__TO DO__. Copy the full set of lines exactly as given.

__DATA ENTRIES__.
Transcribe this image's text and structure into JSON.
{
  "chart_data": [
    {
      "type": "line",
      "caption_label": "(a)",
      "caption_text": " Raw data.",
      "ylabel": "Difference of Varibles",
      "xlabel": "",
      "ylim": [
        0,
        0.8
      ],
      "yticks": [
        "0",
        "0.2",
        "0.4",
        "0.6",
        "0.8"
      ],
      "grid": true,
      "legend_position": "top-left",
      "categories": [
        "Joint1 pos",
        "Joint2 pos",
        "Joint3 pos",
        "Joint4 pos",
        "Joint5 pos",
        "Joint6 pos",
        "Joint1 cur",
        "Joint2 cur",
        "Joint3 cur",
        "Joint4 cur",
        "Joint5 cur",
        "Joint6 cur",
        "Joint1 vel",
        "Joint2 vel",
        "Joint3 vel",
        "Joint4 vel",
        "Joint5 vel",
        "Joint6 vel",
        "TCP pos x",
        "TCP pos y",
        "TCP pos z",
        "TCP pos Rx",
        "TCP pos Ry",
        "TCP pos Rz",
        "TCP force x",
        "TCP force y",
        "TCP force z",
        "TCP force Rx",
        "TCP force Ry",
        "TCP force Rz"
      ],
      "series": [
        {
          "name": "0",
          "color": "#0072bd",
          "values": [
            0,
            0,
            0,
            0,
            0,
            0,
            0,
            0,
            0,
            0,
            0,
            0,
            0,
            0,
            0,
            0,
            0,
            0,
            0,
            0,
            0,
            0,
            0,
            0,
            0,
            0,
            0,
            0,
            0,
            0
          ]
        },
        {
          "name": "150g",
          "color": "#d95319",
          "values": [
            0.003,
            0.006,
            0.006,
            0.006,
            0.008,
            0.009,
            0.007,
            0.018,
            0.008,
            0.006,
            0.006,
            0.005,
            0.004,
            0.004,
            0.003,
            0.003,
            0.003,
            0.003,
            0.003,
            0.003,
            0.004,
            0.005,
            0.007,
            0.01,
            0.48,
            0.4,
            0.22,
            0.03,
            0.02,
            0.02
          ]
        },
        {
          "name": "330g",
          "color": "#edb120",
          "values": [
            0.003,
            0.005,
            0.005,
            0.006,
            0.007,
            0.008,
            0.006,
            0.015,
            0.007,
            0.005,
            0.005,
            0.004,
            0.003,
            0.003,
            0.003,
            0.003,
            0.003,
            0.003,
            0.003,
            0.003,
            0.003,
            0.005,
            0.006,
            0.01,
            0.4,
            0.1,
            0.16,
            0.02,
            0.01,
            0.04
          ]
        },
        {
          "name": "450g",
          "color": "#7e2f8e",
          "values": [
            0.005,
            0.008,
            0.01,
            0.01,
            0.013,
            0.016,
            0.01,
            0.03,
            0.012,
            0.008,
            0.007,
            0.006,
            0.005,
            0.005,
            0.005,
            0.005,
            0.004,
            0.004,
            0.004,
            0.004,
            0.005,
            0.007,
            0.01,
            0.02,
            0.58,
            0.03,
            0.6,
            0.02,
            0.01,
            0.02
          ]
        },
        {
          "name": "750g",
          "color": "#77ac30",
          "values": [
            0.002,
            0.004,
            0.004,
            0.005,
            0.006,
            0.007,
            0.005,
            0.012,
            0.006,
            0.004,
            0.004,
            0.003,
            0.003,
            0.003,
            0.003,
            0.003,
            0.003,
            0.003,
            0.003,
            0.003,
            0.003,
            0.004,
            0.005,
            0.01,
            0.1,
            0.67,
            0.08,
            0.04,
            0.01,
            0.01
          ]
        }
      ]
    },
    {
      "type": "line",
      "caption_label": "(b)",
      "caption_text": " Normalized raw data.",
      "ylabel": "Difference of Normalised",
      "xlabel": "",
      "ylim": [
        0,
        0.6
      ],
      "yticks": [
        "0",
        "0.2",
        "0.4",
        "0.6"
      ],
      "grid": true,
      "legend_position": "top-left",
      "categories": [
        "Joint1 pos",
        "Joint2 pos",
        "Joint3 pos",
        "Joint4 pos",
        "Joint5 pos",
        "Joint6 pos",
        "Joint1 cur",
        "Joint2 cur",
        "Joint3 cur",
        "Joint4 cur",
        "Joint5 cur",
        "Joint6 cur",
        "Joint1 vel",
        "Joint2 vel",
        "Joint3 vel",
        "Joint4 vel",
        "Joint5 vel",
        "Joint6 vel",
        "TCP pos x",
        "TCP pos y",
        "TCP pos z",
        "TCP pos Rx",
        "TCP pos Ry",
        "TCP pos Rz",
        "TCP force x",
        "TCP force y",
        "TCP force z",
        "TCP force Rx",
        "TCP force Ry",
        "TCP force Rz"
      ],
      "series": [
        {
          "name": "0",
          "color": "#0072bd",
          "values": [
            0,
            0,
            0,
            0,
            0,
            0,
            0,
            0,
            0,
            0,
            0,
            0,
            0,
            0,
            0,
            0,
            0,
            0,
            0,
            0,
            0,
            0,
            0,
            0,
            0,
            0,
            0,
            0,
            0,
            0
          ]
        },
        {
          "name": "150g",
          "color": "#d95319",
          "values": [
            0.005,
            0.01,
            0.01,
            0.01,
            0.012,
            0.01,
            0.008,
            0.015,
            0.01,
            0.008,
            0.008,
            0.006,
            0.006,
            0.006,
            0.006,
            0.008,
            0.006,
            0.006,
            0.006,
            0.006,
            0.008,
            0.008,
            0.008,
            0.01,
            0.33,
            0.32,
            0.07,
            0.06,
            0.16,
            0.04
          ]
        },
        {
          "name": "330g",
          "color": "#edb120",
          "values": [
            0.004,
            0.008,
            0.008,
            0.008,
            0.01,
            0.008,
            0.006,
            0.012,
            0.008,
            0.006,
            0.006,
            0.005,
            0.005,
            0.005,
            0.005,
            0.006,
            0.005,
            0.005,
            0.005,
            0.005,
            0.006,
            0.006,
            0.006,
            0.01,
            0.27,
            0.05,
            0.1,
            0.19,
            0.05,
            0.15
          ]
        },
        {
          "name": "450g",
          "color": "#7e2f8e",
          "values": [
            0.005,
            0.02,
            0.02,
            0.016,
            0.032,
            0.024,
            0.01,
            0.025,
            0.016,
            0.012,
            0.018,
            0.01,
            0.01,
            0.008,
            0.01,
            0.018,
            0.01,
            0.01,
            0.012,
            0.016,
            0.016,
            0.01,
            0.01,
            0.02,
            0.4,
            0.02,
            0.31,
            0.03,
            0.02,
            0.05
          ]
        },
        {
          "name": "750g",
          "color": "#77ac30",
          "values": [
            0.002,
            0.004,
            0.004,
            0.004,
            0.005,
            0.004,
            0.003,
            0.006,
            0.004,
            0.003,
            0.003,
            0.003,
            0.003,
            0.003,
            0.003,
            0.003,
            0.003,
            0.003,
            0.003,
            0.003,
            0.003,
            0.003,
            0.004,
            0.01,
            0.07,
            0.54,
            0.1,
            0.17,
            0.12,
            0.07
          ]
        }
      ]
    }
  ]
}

__RESPONSE TO THIS TASK__.
Transcribe this image's text and structure into JSON.
{
  "chart_data": [
    {
      "type": "line",
      "caption_label": "(a)",
      "caption_text": " Raw data.",
      "ylabel": "Difference of Varibles",
      "xlabel": "",
      "ylim": [
        0,
        0.8
      ],
      "yticks": [
        "0",
        "0.2",
        "0.4",
        "0.6",
        "0.8"
      ],
      "grid": true,
      "legend_position": "top-left",
      "categories": [
        "Joint1 pos",
        "Joint2 pos",
        "Joint3 pos",
        "Joint4 pos",
        "Joint5 pos",
        "Joint6 pos",
        "Joint1 cur",
        "Joint2 cur",
        "Joint3 cur",
        "Joint4 cur",
        "Joint5 cur",
        "Joint6 cur",
        "Joint1 vel",
        "Joint2 vel",
        "Joint3 vel",
        "Joint4 vel",
        "Joint5 vel",
        "Joint6 vel",
        "TCP pos x",
        "TCP pos y",
        "TCP pos z",
        "TCP pos Rx",
        "TCP pos Ry",
        "TCP pos Rz",
        "TCP force x",
        "TCP force y",
        "TCP force z",
        "TCP force Rx",
        "TCP force Ry",
        "TCP force Rz"
      ],
      "series": [
        {
          "name": "0",
          "color": "#0072bd",
          "values": [
            0,
            0,
            0,
            0,
            0,
            0,
            0,
            0,
            0,
            0,
            0,
            0,
            0,
            0,
            0,
            0,
            0,
            0,
            0,
            0,
            0,
            0,
            0,
            0,
            0,
            0,
            0,
            0,
            0,
            0
          ]
        },
        {
          "name": "150g",
          "color": "#d95319",
          "values": [
            0.003,
            0.006,
            0.006,
            0.006,
            0.008,
            0.009,
            0.007,
            0.018,
            0.008,
            0.006,
            0.006,
            0.005,
            0.004,
            0.004,
            0.003,
            0.003,
            0.003,
            0.003,
            0.003,
            0.003,
            0.004,
            0.005,
            0.007,
            0.01,
            0.48,
            0.4,
            0.22,
            0.03,
            0.02,
            0.02
          ]
        },
        {
          "name": "330g",
          "color": "#edb120",
          "values": [
            0.003,
            0.005,
            0.005,
            0.006,
            0.007,
            0.008,
            0.006,
            0.015,
            0.007,
            0.005,
            0.005,
            0.004,
            0.003,
            0.003,
            0.003,
            0.003,
            0.003,
            0.003,
            0.003,
            0.003,
            0.003,
            0.005,
            0.006,
            0.01,
            0.4,
            0.1,
            0.16,
            0.02,
            0.01,
            0.04
          ]
        },
        {
          "name": "450g",
          "color": "#7e2f8e",
          "values": [
            0.005,
            0.008,
            0.01,
            0.01,
            0.013,
            0.016,
            0.01,
            0.03,
            0.012,
            0.008,
            0.007,
            0.006,
            0.005,
            0.005,
            0.005,
            0.005,
            0.004,
            0.004,
            0.004,
            0.004,
            0.005,
            0.007,
            0.01,
            0.02,
            0.58,
            0.03,
            0.6,
            0.02,
            0.01,
            0.02
          ]
        },
        {
          "name": "750g",
          "color": "#77ac30",
          "values": [
            0.002,
            0.004,
            0.004,
            0.005,
            0.006,
            0.007,
            0.005,
            0.012,
            0.006,
            0.004,
            0.004,
            0.003,
            0.003,
            0.003,
            0.003,
            0.003,
            0.003,
            0.003,
            0.003,
            0.003,
            0.003,
            0.004,
            0.005,
            0.01,
            0.1,
            0.67,
            0.08,
            0.04,
            0.01,
            0.01
          ]
        }
      ]
    },
    {
      "type": "line",
      "caption_label": "(b)",
      "caption_text": " Normalized raw data.",
      "ylabel": "Difference of Normalised",
      "xlabel": "",
      "ylim": [
        0,
        0.6
      ],
      "yticks": [
        "0",
        "0.2",
        "0.4",
        "0.6"
      ],
      "grid": true,
      "legend_position": "top-left",
      "categories": [
        "Joint1 pos",
        "Joint2 pos",
        "Joint3 pos",
        "Joint4 pos",
        "Joint5 pos",
        "Joint6 pos",
        "Joint1 cur",
        "Joint2 cur",
        "Joint3 cur",
        "Joint4 cur",
        "Joint5 cur",
        "Joint6 cur",
        "Joint1 vel",
        "Joint2 vel",
        "Joint3 vel",
        "Joint4 vel",
        "Joint5 vel",
        "Joint6 vel",
        "TCP pos x",
        "TCP pos y",
        "TCP pos z",
        "TCP pos Rx",
        "TCP pos Ry",
        "TCP pos Rz",
        "TCP force x",
        "TCP force y",
        "TCP force z",
        "TCP force Rx",
        "TCP force Ry",
        "TCP force Rz"
      ],
      "series": [
        {
          "name": "0",
          "color": "#0072bd",
          "values": [
            0,
            0,
            0,
            0,
            0,
            0,
            0,
            0,
            0,
            0,
            0,
            0,
            0,
            0,
            0,
            0,
            0,
            0,
            0,
            0,
            0,
            0,
            0,
            0,
            0,
            0,
            0,
            0,
            0,
            0
          ]
        },
        {
          "name": "150g",
          "color": "#d95319",
          "values": [
            0.005,
            0.01,
            0.01,
            0.01,
            0.012,
            0.01,
            0.008,
            0.015,
            0.01,
            0.008,
            0.008,
            0.006,
            0.006,
            0.006,
            0.006,
            0.008,
            0.006,
            0.006,
            0.006,
            0.006,
            0.008,
            0.008,
            0.008,
            0.01,
            0.33,
            0.32,
            0.07,
            0.06,
            0.16,
            0.04
          ]
        },
        {
          "name": "330g",
          "color": "#edb120",
          "values": [
            0.004,
            0.008,
            0.008,
            0.008,
            0.01,
            0.008,
            0.006,
            0.012,
            0.008,
            0.006,
            0.006,
            0.005,
            0.005,
            0.005,
            0.005,
            0.006,
            0.005,
            0.005,
            0.005,
            0.005,
            0.006,
            0.006,
            0.006,
            0.01,
            0.27,
            0.05,
            0.1,
            0.19,
            0.05,
            0.15
          ]
        },
        {
          "name": "450g",
          "color": "#7e2f8e",
          "values": [
            0.005,
            0.02,
            0.02,
            0.016,
            0.032,
            0.024,
            0.01,
            0.025,
            0.016,
            0.012,
            0.018,
            0.01,
            0.01,
            0.008,
            0.01,
            0.018,
            0.01,
            0.01,
            0.012,
            0.016,
            0.016,
            0.01,
            0.01,
            0.02,
            0.4,
            0.02,
            0.31,
            0.03,
            0.02,
            0.05
          ]
        },
        {
          "name": "750g",
          "color": "#77ac30",
          "values": [
            0.002,
            0.004,
            0.004,
            0.004,
            0.005,
            0.004,
            0.003,
            0.006,
            0.004,
            0.003,
            0.003,
            0.003,
            0.003,
            0.003,
            0.003,
            0.003,
            0.003,
            0.003,
            0.003,
            0.003,
            0.003,
            0.003,
            0.004,
            0.01,
            0.07,
            0.54,
            0.1,
            0.17,
            0.12,
            0.07
          ]
        }
      ]
    }
  ]
}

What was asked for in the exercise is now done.